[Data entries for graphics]

========================================================================

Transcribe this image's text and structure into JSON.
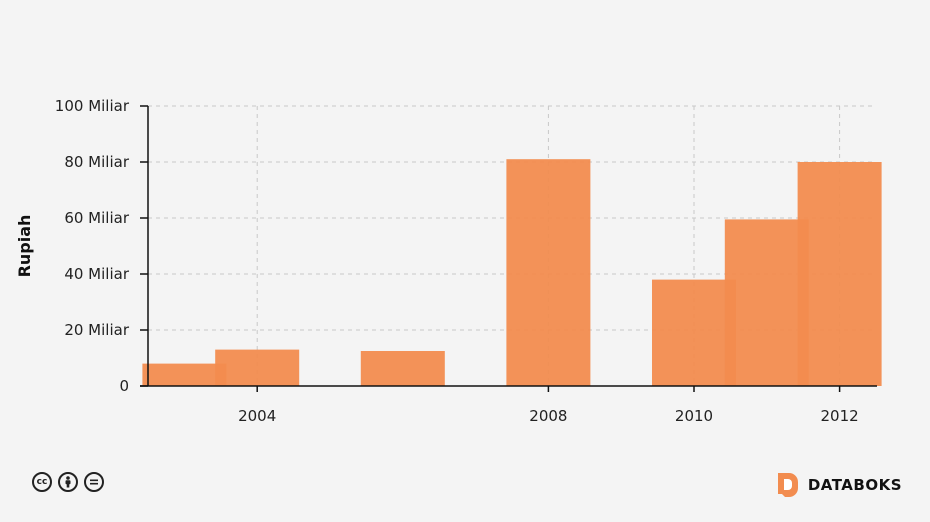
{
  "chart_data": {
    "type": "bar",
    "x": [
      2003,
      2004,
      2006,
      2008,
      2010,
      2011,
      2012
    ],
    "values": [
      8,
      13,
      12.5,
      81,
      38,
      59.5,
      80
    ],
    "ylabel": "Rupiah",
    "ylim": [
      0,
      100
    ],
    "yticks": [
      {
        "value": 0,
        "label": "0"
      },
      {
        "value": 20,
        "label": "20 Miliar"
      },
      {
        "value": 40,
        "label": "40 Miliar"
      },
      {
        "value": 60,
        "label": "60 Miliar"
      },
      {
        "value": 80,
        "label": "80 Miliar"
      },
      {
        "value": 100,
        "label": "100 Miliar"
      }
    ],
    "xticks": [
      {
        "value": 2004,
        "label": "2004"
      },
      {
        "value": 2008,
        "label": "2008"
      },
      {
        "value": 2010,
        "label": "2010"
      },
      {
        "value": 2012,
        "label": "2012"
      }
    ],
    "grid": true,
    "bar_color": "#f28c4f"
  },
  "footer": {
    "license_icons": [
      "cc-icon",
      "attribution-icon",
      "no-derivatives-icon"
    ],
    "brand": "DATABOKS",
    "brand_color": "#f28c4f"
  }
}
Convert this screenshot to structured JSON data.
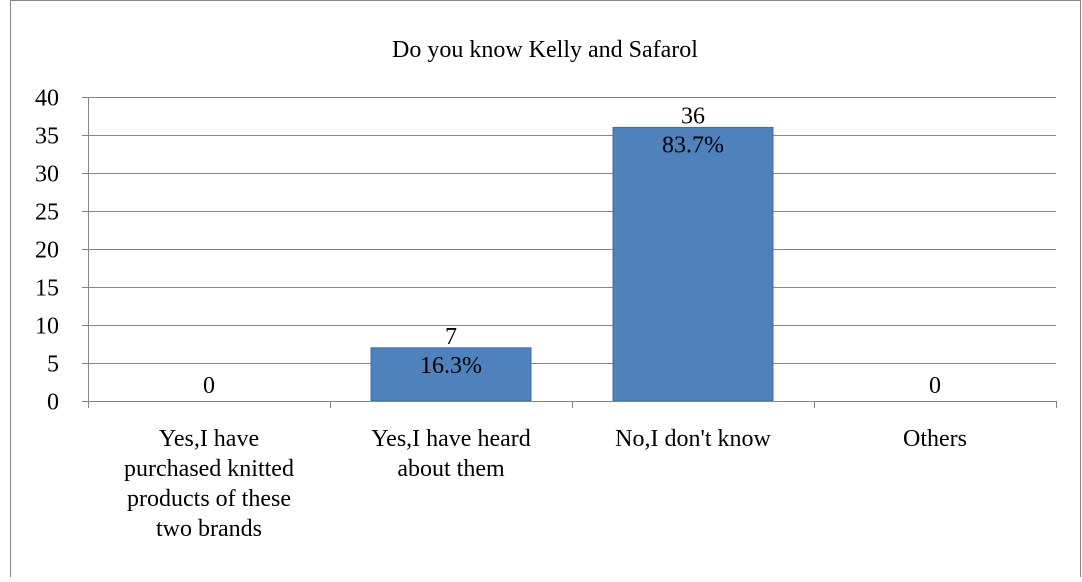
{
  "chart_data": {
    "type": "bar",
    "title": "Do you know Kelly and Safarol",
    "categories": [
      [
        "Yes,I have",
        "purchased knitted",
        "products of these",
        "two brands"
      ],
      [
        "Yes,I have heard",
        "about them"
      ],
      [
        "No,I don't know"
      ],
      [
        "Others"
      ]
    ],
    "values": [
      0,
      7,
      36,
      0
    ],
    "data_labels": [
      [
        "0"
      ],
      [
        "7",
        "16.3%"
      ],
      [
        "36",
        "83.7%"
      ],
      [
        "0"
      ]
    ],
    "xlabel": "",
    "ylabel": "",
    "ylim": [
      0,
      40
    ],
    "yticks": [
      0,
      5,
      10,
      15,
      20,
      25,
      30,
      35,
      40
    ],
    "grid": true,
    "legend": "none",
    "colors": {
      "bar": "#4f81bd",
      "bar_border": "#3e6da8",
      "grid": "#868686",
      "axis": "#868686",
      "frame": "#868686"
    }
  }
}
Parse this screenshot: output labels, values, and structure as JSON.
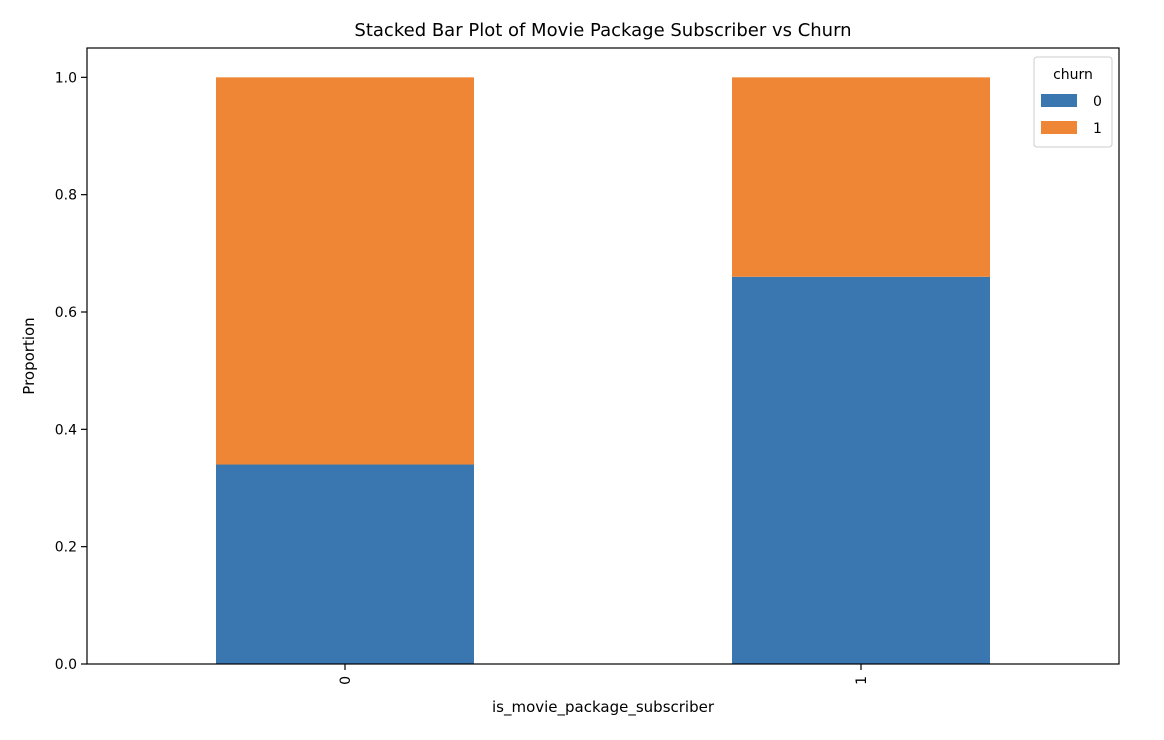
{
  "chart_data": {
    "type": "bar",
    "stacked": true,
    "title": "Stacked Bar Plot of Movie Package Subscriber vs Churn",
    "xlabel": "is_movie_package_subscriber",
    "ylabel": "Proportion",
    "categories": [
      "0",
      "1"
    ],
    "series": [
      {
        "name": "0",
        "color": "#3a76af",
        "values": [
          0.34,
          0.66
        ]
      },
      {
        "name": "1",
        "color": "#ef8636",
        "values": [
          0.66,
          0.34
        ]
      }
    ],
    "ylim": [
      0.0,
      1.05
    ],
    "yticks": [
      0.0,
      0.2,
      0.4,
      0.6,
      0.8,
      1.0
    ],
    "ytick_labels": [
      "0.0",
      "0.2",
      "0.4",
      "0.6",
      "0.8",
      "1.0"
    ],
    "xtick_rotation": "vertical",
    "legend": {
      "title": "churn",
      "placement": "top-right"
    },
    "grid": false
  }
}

========================================================================

**STATED GOAL:** Looking at the listing above, how many of its lines contain the string "xlabel"? Give the number alone.

**ANSWER FOR THE TASK:** 2